> **Given records**
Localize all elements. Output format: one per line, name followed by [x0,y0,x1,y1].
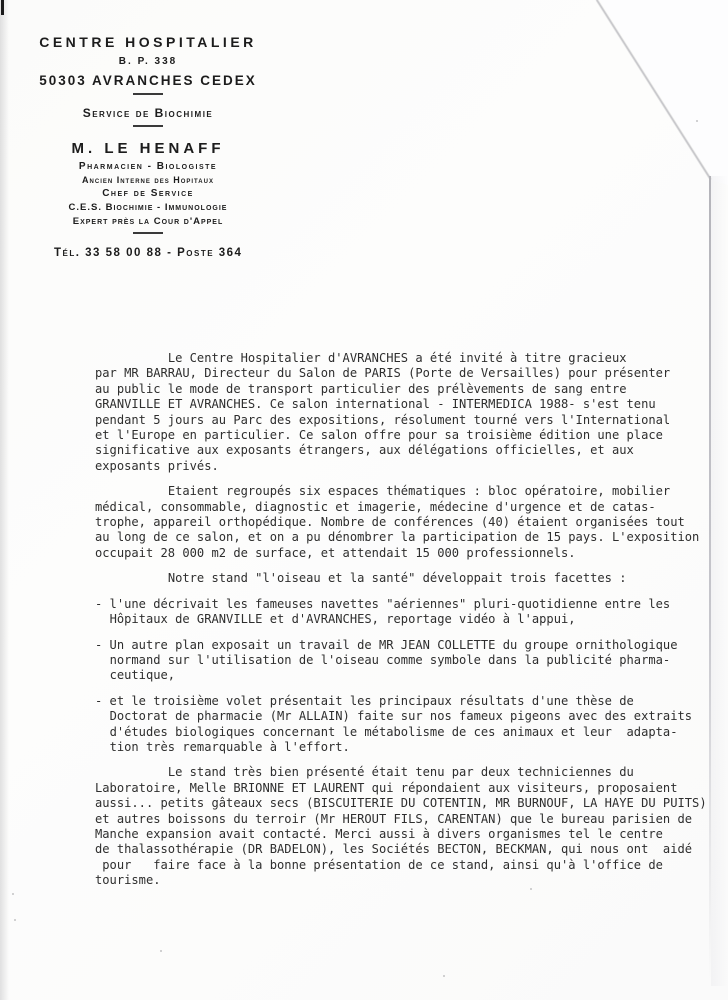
person-title: Chef de Service [33,188,263,199]
dust-speck [14,919,16,921]
paragraph: Le Centre Hospitalier d'AVRANCHES a été … [95,351,715,474]
dust-speck [160,950,162,952]
person-title: Pharmacien - Biologiste [33,161,263,172]
scan-left-edge-shadow [0,0,9,1000]
letterhead: CENTRE HOSPITALIER B. P. 338 50303 AVRAN… [33,34,263,259]
bullet-item: - et le troisième volet présentait les p… [95,694,715,756]
paragraph: Notre stand "l'oiseau et la santé" dével… [95,571,715,586]
dust-speck [696,120,698,122]
scanned-letter-page: CENTRE HOSPITALIER B. P. 338 50303 AVRAN… [0,0,728,1000]
folded-corner-area [598,0,728,185]
paragraph: Le stand très bien présenté était tenu p… [95,765,715,888]
phone-line: Tél. 33 58 00 88 - Poste 364 [33,247,263,259]
dust-speck [443,975,445,977]
scan-corner-mark [1,0,4,15]
letter-body: Le Centre Hospitalier d'AVRANCHES a été … [95,351,715,899]
service-name: Service de Biochimie [33,106,263,120]
person-title: Ancien Interne des Hopitaux [33,175,263,185]
person-name: M. LE HENAFF [33,140,263,157]
po-box: B. P. 338 [33,56,263,67]
divider-rule [133,125,163,127]
divider-rule [133,232,163,234]
bullet-item: - Un autre plan exposait un travail de M… [95,638,715,684]
bullet-item: - l'une décrivait les fameuses navettes … [95,597,715,628]
person-title: Expert près la Cour d'Appel [33,216,263,227]
address-line: 50303 AVRANCHES CEDEX [33,73,263,88]
paragraph: Etaient regroupés six espaces thématique… [95,484,715,561]
organization-name: CENTRE HOSPITALIER [33,34,263,50]
person-title: C.E.S. Biochimie - Immunologie [33,202,263,213]
divider-rule [133,93,163,95]
dust-speck [12,893,14,895]
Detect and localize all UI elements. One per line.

> **Required task**
Put every line of the listing above into a Markdown table with the columns "No." and "Entry", omitting blank lines and any pictures.

> **Answer in full**
| No. | Entry |
|---|---|
| 1 | Localize all elements. Output format: one per line, name followed by [x0,y0,x1,y1]. |
| 2 | person-title: Chef de Service [33,188,263,199] |
| 3 | dust-speck [14,919,16,921] |
| 4 | paragraph: Le Centre Hospitalier d'AVRANCHES a été … [95,351,715,474] |
| 5 | dust-speck [160,950,162,952] |
| 6 | person-title: Pharmacien - Biologiste [33,161,263,172] |
| 7 | scan-left-edge-shadow [0,0,9,1000] |
| 8 | letterhead: CENTRE HOSPITALIER B. P. 338 50303 AVRAN… [33,34,263,259] |
| 9 | bullet-item: - et le troisième volet présentait les p… [95,694,715,756] |
| 10 | paragraph: Notre stand "l'oiseau et la santé" dével… [95,571,715,586] |
| 11 | dust-speck [696,120,698,122] |
| 12 | scanned-letter-page: CENTRE HOSPITALIER B. P. 338 50303 AVRAN… [0,0,728,1000] |
| 13 | folded-corner-area [598,0,728,185] |
| 14 | paragraph: Le stand très bien présenté était tenu p… [95,765,715,888] |
| 15 | phone-line: Tél. 33 58 00 88 - Poste 364 [33,247,263,259] |
| 16 | dust-speck [443,975,445,977] |
| 17 | scan-corner-mark [1,0,4,15] |
| 18 | letter-body: Le Centre Hospitalier d'AVRANCHES a été … [95,351,715,899] |
| 19 | service-name: Service de Biochimie [33,106,263,120] |
| 20 | person-title: Ancien Interne des Hopitaux [33,175,263,185] |
| 21 | person-name: M. LE HENAFF [33,140,263,157] |
| 22 | po-box: B. P. 338 [33,56,263,67] |
| 23 | divider-rule [133,125,163,127] |
| 24 | divider-rule [133,232,163,234] |
| 25 | bullet-item: - Un autre plan exposait un travail de M… [95,638,715,684] |
| 26 | bullet-item: - l'une décrivait les fameuses navettes … [95,597,715,628] |
| 27 | person-title: Expert près la Cour d'Appel [33,216,263,227] |
| 28 | address-line: 50303 AVRANCHES CEDEX [33,73,263,88] |
| 29 | paragraph: Etaient regroupés six espaces thématique… [95,484,715,561] |
| 30 | organization-name: CENTRE HOSPITALIER [33,34,263,50] |
| 31 | person-title: C.E.S. Biochimie - Immunologie [33,202,263,213] |
| 32 | divider-rule [133,93,163,95] |
| 33 | dust-speck [12,893,14,895] |
| 34 | Detect and localize all UI elements. One per line. |